◆ Work to complete
Pull every line with the word "GmbH" out of the entries below.

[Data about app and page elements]
□ □ □ □ □ □ □
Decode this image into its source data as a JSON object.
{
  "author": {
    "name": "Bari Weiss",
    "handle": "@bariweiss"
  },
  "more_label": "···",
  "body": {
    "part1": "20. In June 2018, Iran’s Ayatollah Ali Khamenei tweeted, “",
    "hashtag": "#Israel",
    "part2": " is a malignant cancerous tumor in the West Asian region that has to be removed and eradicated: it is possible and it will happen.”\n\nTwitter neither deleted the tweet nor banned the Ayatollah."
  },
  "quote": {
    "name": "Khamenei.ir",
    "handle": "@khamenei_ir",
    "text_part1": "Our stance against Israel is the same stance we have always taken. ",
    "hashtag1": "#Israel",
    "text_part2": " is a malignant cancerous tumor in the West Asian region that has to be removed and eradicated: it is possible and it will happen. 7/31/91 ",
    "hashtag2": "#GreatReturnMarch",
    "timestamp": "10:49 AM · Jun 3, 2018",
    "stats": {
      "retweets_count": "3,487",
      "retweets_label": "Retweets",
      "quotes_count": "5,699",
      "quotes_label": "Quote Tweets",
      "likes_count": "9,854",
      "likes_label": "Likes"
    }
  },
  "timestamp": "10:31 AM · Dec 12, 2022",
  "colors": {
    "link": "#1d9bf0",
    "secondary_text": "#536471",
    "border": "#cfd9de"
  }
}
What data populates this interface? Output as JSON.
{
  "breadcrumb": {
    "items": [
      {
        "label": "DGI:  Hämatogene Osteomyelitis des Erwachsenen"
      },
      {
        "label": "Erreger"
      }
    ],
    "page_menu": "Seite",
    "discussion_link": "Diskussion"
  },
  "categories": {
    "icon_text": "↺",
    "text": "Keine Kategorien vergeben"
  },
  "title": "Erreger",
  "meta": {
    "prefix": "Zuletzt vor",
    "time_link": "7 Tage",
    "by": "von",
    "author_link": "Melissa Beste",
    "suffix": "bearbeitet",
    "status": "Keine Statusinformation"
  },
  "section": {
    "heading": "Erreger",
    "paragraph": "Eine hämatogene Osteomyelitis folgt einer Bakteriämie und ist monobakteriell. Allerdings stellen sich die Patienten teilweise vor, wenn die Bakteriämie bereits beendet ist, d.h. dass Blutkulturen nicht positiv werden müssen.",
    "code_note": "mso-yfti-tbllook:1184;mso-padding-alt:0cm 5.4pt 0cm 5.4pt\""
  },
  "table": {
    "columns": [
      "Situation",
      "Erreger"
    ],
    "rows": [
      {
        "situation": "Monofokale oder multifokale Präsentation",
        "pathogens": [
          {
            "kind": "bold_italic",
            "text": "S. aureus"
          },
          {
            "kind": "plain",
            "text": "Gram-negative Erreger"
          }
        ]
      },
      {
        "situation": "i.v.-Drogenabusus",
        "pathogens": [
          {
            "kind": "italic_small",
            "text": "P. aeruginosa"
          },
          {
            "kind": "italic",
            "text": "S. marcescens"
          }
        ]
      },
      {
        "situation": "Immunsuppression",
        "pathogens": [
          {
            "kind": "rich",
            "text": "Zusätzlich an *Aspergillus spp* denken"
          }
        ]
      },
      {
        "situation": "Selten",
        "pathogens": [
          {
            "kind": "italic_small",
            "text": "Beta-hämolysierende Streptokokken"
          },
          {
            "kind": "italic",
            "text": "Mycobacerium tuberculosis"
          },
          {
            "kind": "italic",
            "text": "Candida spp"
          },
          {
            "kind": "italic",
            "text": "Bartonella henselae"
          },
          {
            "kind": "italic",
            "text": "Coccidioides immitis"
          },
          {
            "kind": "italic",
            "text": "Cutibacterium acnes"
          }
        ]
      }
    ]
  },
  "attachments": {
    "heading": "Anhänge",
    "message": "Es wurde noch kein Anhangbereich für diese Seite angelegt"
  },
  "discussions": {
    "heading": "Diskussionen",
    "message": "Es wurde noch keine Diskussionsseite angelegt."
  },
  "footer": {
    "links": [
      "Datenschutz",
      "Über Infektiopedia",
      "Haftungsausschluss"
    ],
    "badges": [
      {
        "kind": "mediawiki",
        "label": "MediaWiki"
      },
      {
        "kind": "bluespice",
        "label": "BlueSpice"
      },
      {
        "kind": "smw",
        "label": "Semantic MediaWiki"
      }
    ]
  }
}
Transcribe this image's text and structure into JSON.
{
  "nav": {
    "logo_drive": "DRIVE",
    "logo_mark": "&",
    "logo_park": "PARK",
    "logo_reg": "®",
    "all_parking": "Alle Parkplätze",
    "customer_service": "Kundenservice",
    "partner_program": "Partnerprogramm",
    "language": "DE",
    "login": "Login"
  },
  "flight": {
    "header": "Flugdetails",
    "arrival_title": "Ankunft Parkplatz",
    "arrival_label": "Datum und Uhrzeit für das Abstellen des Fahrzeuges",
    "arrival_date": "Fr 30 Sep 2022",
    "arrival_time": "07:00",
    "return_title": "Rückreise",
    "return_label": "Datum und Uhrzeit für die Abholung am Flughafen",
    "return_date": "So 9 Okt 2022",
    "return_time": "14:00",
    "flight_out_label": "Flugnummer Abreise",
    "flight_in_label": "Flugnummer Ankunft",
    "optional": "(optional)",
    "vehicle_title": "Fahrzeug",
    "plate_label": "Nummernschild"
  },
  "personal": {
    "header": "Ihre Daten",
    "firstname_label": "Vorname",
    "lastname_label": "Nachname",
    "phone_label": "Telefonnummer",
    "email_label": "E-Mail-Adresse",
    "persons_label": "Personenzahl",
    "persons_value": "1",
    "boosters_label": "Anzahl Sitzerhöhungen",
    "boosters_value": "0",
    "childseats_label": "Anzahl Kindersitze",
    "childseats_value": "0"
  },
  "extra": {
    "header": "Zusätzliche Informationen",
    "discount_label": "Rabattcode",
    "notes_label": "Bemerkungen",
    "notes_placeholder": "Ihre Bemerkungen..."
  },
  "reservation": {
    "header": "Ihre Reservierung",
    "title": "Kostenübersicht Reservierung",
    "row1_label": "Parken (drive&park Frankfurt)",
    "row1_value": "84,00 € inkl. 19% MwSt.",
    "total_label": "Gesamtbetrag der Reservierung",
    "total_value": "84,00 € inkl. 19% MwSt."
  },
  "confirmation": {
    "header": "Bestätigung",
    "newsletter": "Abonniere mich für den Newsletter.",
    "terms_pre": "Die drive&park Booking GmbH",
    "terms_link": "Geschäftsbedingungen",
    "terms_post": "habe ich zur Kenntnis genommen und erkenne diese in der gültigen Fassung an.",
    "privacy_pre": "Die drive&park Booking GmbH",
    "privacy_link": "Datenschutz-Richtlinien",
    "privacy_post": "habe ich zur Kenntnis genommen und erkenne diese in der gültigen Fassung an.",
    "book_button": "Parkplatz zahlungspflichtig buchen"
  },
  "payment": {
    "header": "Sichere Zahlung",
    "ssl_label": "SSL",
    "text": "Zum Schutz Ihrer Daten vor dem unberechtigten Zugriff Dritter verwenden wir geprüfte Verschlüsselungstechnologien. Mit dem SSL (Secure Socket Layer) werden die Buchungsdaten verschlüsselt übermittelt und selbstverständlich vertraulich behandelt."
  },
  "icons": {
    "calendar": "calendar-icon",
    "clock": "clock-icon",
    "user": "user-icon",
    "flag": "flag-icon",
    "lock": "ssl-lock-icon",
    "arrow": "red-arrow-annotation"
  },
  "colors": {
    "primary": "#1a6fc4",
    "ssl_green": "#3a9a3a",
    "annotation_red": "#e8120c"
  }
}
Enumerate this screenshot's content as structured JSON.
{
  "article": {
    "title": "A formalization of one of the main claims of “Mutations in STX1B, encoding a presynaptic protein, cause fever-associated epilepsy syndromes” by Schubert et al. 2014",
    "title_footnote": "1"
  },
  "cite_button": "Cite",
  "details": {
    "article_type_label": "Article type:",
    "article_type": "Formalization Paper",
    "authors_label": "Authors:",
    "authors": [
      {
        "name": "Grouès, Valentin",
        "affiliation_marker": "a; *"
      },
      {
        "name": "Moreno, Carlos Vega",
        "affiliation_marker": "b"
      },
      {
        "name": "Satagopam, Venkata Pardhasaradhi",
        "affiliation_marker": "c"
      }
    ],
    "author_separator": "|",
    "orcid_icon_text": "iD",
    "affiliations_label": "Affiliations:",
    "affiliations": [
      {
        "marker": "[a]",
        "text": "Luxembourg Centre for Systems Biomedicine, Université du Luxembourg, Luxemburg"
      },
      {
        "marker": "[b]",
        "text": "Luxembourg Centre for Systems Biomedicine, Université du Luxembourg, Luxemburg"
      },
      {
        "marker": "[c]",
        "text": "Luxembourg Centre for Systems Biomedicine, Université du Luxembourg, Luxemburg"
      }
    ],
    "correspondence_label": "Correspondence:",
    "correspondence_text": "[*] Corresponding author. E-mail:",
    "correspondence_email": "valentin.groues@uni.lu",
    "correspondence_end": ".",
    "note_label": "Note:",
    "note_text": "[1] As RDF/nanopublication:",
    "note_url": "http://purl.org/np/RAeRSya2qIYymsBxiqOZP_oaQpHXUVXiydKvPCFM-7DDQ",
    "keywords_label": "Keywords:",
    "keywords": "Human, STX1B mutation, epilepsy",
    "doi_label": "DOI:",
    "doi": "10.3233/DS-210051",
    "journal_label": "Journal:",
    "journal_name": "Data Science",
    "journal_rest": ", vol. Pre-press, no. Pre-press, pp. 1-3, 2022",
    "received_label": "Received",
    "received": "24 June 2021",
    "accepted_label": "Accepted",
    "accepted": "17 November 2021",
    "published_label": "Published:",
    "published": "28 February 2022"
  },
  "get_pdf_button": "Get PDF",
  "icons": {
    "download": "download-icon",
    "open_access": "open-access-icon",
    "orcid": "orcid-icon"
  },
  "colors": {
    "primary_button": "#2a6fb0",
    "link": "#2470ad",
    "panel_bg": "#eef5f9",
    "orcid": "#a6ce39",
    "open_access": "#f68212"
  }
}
□ □ □ □ □ □ □
◆ Written answer
    "terms_pre": "Die drive&park Booking GmbH",
    "privacy_pre": "Die drive&park Booking GmbH",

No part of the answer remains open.